- **SET EXERCISE**
Transcribe the data in full and exactly, omitting any pictures.

- **EXCERPTED RECORDS**
>> Start
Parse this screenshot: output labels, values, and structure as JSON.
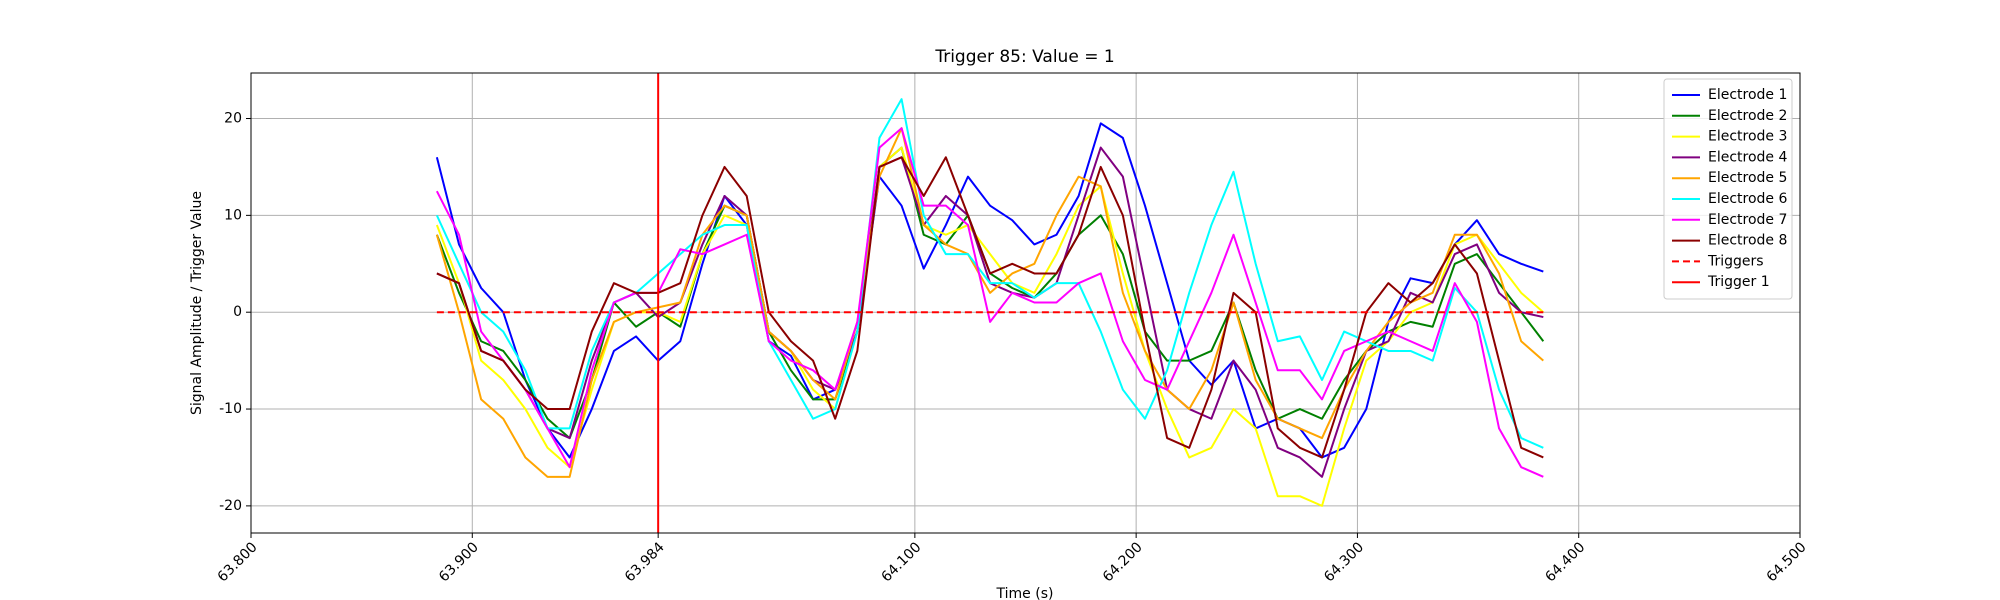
{
  "chart_data": {
    "type": "line",
    "title": "Trigger 85: Value = 1",
    "xlabel": "Time (s)",
    "ylabel": "Signal Amplitude / Trigger Value",
    "xlim": [
      63.8,
      64.5
    ],
    "ylim": [
      -22.8,
      24.7
    ],
    "xticks": [
      {
        "value": 63.8,
        "label": "63.800"
      },
      {
        "value": 63.9,
        "label": "63.900"
      },
      63.984,
      {
        "value": 64.1,
        "label": "64.100"
      },
      {
        "value": 64.2,
        "label": "64.200"
      },
      {
        "value": 64.3,
        "label": "64.300"
      },
      {
        "value": 64.4,
        "label": "64.400"
      },
      {
        "value": 64.5,
        "label": "64.500"
      }
    ],
    "yticks": [
      -20,
      -10,
      0,
      10,
      20
    ],
    "grid": true,
    "legend": "upper right",
    "x": [
      63.884,
      63.894,
      63.904,
      63.914,
      63.924,
      63.934,
      63.944,
      63.954,
      63.964,
      63.974,
      63.984,
      63.994,
      64.004,
      64.014,
      64.024,
      64.034,
      64.044,
      64.054,
      64.064,
      64.074,
      64.084,
      64.094,
      64.104,
      64.114,
      64.124,
      64.134,
      64.144,
      64.154,
      64.164,
      64.174,
      64.184,
      64.194,
      64.204,
      64.214,
      64.224,
      64.234,
      64.244,
      64.254,
      64.264,
      64.274,
      64.284,
      64.294,
      64.304,
      64.314,
      64.324,
      64.334,
      64.344,
      64.354,
      64.364,
      64.374,
      64.384
    ],
    "series": [
      {
        "name": "Electrode 1",
        "color": "#0000ff",
        "values": [
          16,
          7,
          2.5,
          0,
          -7,
          -12,
          -15,
          -10,
          -4,
          -2.5,
          -5,
          -3,
          5,
          12,
          9,
          -3,
          -4.5,
          -9,
          -8,
          -2,
          14,
          11,
          4.5,
          9,
          14,
          11,
          9.5,
          7,
          8,
          12,
          19.5,
          18,
          11,
          3,
          -5,
          -7.5,
          -5,
          -12,
          -11,
          -12,
          -15,
          -14,
          -10,
          -1,
          3.5,
          3,
          7,
          9.5,
          6,
          5,
          4.2
        ]
      },
      {
        "name": "Electrode 2",
        "color": "#008000",
        "values": [
          8,
          2,
          -3,
          -4,
          -7,
          -11,
          -13,
          -7,
          1,
          -1.5,
          0,
          -1.5,
          6,
          11,
          10,
          -2,
          -6,
          -9,
          -9,
          -2,
          15,
          17,
          8,
          7,
          10,
          4,
          2.5,
          1.5,
          4,
          8,
          10,
          6,
          -2,
          -5,
          -5,
          -4,
          1,
          -6,
          -11,
          -10,
          -11,
          -7,
          -4,
          -2,
          -1,
          -1.5,
          5,
          6,
          3,
          0,
          -3
        ]
      },
      {
        "name": "Electrode 3",
        "color": "#ffff00",
        "values": [
          9,
          3,
          -5,
          -7,
          -10,
          -14,
          -16,
          -8,
          -1,
          0,
          0,
          -1,
          6,
          10,
          9,
          -2,
          -4,
          -8,
          -10,
          -2,
          15,
          17,
          9,
          8,
          9,
          6,
          3,
          2,
          6,
          11,
          13,
          4,
          -4,
          -10,
          -15,
          -14,
          -10,
          -12,
          -19,
          -19,
          -20,
          -12,
          -5,
          -3,
          0,
          1,
          7,
          8,
          5,
          2,
          0
        ]
      },
      {
        "name": "Electrode 4",
        "color": "#800080",
        "values": [
          4,
          3,
          -4,
          -5,
          -8,
          -12,
          -13,
          -5,
          1,
          2,
          -0.5,
          1,
          7,
          12,
          10,
          -2,
          -4,
          -7,
          -8,
          -2,
          15,
          16,
          9,
          12,
          10,
          3,
          2,
          1.5,
          3,
          10,
          17,
          14,
          3,
          -8,
          -10,
          -11,
          -5,
          -8,
          -14,
          -15,
          -17,
          -10,
          -4,
          -3,
          2,
          1,
          6,
          7,
          2,
          0,
          -0.5
        ]
      },
      {
        "name": "Electrode 5",
        "color": "#ffa500",
        "values": [
          8,
          0,
          -9,
          -11,
          -15,
          -17,
          -17,
          -7,
          -1,
          0,
          0.5,
          1,
          8,
          11,
          10,
          -2,
          -4,
          -7,
          -9,
          -1,
          14,
          19,
          9,
          7,
          6,
          2,
          4,
          5,
          10,
          14,
          13,
          2,
          -4,
          -8,
          -10,
          -6,
          1,
          -7,
          -11,
          -12,
          -13,
          -8,
          -4,
          -1,
          1,
          2,
          8,
          8,
          4,
          -3,
          -5
        ]
      },
      {
        "name": "Electrode 6",
        "color": "#00ffff",
        "values": [
          10,
          5,
          0,
          -2,
          -6,
          -12,
          -12,
          -4,
          1,
          2,
          4,
          6,
          8,
          9,
          9,
          -3,
          -7,
          -11,
          -10,
          -2,
          18,
          22,
          10,
          6,
          6,
          3,
          3,
          1.5,
          3,
          3,
          -2,
          -8,
          -11,
          -6,
          2,
          9,
          14.5,
          5,
          -3,
          -2.5,
          -7,
          -2,
          -3,
          -4,
          -4,
          -5,
          2.5,
          0,
          -8,
          -13,
          -14
        ]
      },
      {
        "name": "Electrode 7",
        "color": "#ff00ff",
        "values": [
          12.5,
          8,
          -2,
          -5,
          -8,
          -12,
          -16,
          -6,
          1,
          2,
          2,
          6.5,
          6,
          7,
          8,
          -3,
          -5,
          -6,
          -8,
          -1,
          17,
          19,
          11,
          11,
          9,
          -1,
          2,
          1,
          1,
          3,
          4,
          -3,
          -7,
          -8,
          -3,
          2,
          8,
          1,
          -6,
          -6,
          -9,
          -4,
          -3,
          -2,
          -3,
          -4,
          3,
          -1,
          -12,
          -16,
          -17
        ]
      },
      {
        "name": "Electrode 8",
        "color": "#8b0000",
        "values": [
          4,
          3,
          -4,
          -5,
          -8,
          -10,
          -10,
          -2,
          3,
          2,
          2,
          3,
          10,
          15,
          12,
          0,
          -3,
          -5,
          -11,
          -4,
          15,
          16,
          12,
          16,
          10,
          4,
          5,
          4,
          4,
          8,
          15,
          10,
          -2,
          -13,
          -14,
          -8,
          2,
          0,
          -12,
          -14,
          -15,
          -8,
          0,
          3,
          1,
          3,
          7,
          4,
          -5,
          -14,
          -15
        ]
      },
      {
        "name": "Triggers",
        "color": "#ff0000",
        "dash": true,
        "x": [
          63.884,
          64.384
        ],
        "values": [
          0,
          0
        ]
      }
    ],
    "vlines": [
      {
        "name": "Trigger 1",
        "x": 63.984,
        "color": "#ff0000"
      }
    ]
  }
}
>> End
- **RESPONSE TO THE TASK**
Parse this screenshot: output labels, values, and structure as JSON.
{
  "chart_data": {
    "type": "line",
    "title": "Trigger 85: Value = 1",
    "xlabel": "Time (s)",
    "ylabel": "Signal Amplitude / Trigger Value",
    "xlim": [
      63.8,
      64.5
    ],
    "ylim": [
      -22.8,
      24.7
    ],
    "xticks": [
      {
        "value": 63.8,
        "label": "63.800"
      },
      {
        "value": 63.9,
        "label": "63.900"
      },
      63.984,
      {
        "value": 64.1,
        "label": "64.100"
      },
      {
        "value": 64.2,
        "label": "64.200"
      },
      {
        "value": 64.3,
        "label": "64.300"
      },
      {
        "value": 64.4,
        "label": "64.400"
      },
      {
        "value": 64.5,
        "label": "64.500"
      }
    ],
    "yticks": [
      -20,
      -10,
      0,
      10,
      20
    ],
    "grid": true,
    "legend": "upper right",
    "x": [
      63.884,
      63.894,
      63.904,
      63.914,
      63.924,
      63.934,
      63.944,
      63.954,
      63.964,
      63.974,
      63.984,
      63.994,
      64.004,
      64.014,
      64.024,
      64.034,
      64.044,
      64.054,
      64.064,
      64.074,
      64.084,
      64.094,
      64.104,
      64.114,
      64.124,
      64.134,
      64.144,
      64.154,
      64.164,
      64.174,
      64.184,
      64.194,
      64.204,
      64.214,
      64.224,
      64.234,
      64.244,
      64.254,
      64.264,
      64.274,
      64.284,
      64.294,
      64.304,
      64.314,
      64.324,
      64.334,
      64.344,
      64.354,
      64.364,
      64.374,
      64.384
    ],
    "series": [
      {
        "name": "Electrode 1",
        "color": "#0000ff",
        "values": [
          16,
          7,
          2.5,
          0,
          -7,
          -12,
          -15,
          -10,
          -4,
          -2.5,
          -5,
          -3,
          5,
          12,
          9,
          -3,
          -4.5,
          -9,
          -8,
          -2,
          14,
          11,
          4.5,
          9,
          14,
          11,
          9.5,
          7,
          8,
          12,
          19.5,
          18,
          11,
          3,
          -5,
          -7.5,
          -5,
          -12,
          -11,
          -12,
          -15,
          -14,
          -10,
          -1,
          3.5,
          3,
          7,
          9.5,
          6,
          5,
          4.2
        ]
      },
      {
        "name": "Electrode 2",
        "color": "#008000",
        "values": [
          8,
          2,
          -3,
          -4,
          -7,
          -11,
          -13,
          -7,
          1,
          -1.5,
          0,
          -1.5,
          6,
          11,
          10,
          -2,
          -6,
          -9,
          -9,
          -2,
          15,
          17,
          8,
          7,
          10,
          4,
          2.5,
          1.5,
          4,
          8,
          10,
          6,
          -2,
          -5,
          -5,
          -4,
          1,
          -6,
          -11,
          -10,
          -11,
          -7,
          -4,
          -2,
          -1,
          -1.5,
          5,
          6,
          3,
          0,
          -3
        ]
      },
      {
        "name": "Electrode 3",
        "color": "#ffff00",
        "values": [
          9,
          3,
          -5,
          -7,
          -10,
          -14,
          -16,
          -8,
          -1,
          0,
          0,
          -1,
          6,
          10,
          9,
          -2,
          -4,
          -8,
          -10,
          -2,
          15,
          17,
          9,
          8,
          9,
          6,
          3,
          2,
          6,
          11,
          13,
          4,
          -4,
          -10,
          -15,
          -14,
          -10,
          -12,
          -19,
          -19,
          -20,
          -12,
          -5,
          -3,
          0,
          1,
          7,
          8,
          5,
          2,
          0
        ]
      },
      {
        "name": "Electrode 4",
        "color": "#800080",
        "values": [
          4,
          3,
          -4,
          -5,
          -8,
          -12,
          -13,
          -5,
          1,
          2,
          -0.5,
          1,
          7,
          12,
          10,
          -2,
          -4,
          -7,
          -8,
          -2,
          15,
          16,
          9,
          12,
          10,
          3,
          2,
          1.5,
          3,
          10,
          17,
          14,
          3,
          -8,
          -10,
          -11,
          -5,
          -8,
          -14,
          -15,
          -17,
          -10,
          -4,
          -3,
          2,
          1,
          6,
          7,
          2,
          0,
          -0.5
        ]
      },
      {
        "name": "Electrode 5",
        "color": "#ffa500",
        "values": [
          8,
          0,
          -9,
          -11,
          -15,
          -17,
          -17,
          -7,
          -1,
          0,
          0.5,
          1,
          8,
          11,
          10,
          -2,
          -4,
          -7,
          -9,
          -1,
          14,
          19,
          9,
          7,
          6,
          2,
          4,
          5,
          10,
          14,
          13,
          2,
          -4,
          -8,
          -10,
          -6,
          1,
          -7,
          -11,
          -12,
          -13,
          -8,
          -4,
          -1,
          1,
          2,
          8,
          8,
          4,
          -3,
          -5
        ]
      },
      {
        "name": "Electrode 6",
        "color": "#00ffff",
        "values": [
          10,
          5,
          0,
          -2,
          -6,
          -12,
          -12,
          -4,
          1,
          2,
          4,
          6,
          8,
          9,
          9,
          -3,
          -7,
          -11,
          -10,
          -2,
          18,
          22,
          10,
          6,
          6,
          3,
          3,
          1.5,
          3,
          3,
          -2,
          -8,
          -11,
          -6,
          2,
          9,
          14.5,
          5,
          -3,
          -2.5,
          -7,
          -2,
          -3,
          -4,
          -4,
          -5,
          2.5,
          0,
          -8,
          -13,
          -14
        ]
      },
      {
        "name": "Electrode 7",
        "color": "#ff00ff",
        "values": [
          12.5,
          8,
          -2,
          -5,
          -8,
          -12,
          -16,
          -6,
          1,
          2,
          2,
          6.5,
          6,
          7,
          8,
          -3,
          -5,
          -6,
          -8,
          -1,
          17,
          19,
          11,
          11,
          9,
          -1,
          2,
          1,
          1,
          3,
          4,
          -3,
          -7,
          -8,
          -3,
          2,
          8,
          1,
          -6,
          -6,
          -9,
          -4,
          -3,
          -2,
          -3,
          -4,
          3,
          -1,
          -12,
          -16,
          -17
        ]
      },
      {
        "name": "Electrode 8",
        "color": "#8b0000",
        "values": [
          4,
          3,
          -4,
          -5,
          -8,
          -10,
          -10,
          -2,
          3,
          2,
          2,
          3,
          10,
          15,
          12,
          0,
          -3,
          -5,
          -11,
          -4,
          15,
          16,
          12,
          16,
          10,
          4,
          5,
          4,
          4,
          8,
          15,
          10,
          -2,
          -13,
          -14,
          -8,
          2,
          0,
          -12,
          -14,
          -15,
          -8,
          0,
          3,
          1,
          3,
          7,
          4,
          -5,
          -14,
          -15
        ]
      },
      {
        "name": "Triggers",
        "color": "#ff0000",
        "dash": true,
        "x": [
          63.884,
          64.384
        ],
        "values": [
          0,
          0
        ]
      }
    ],
    "vlines": [
      {
        "name": "Trigger 1",
        "x": 63.984,
        "color": "#ff0000"
      }
    ]
  }
}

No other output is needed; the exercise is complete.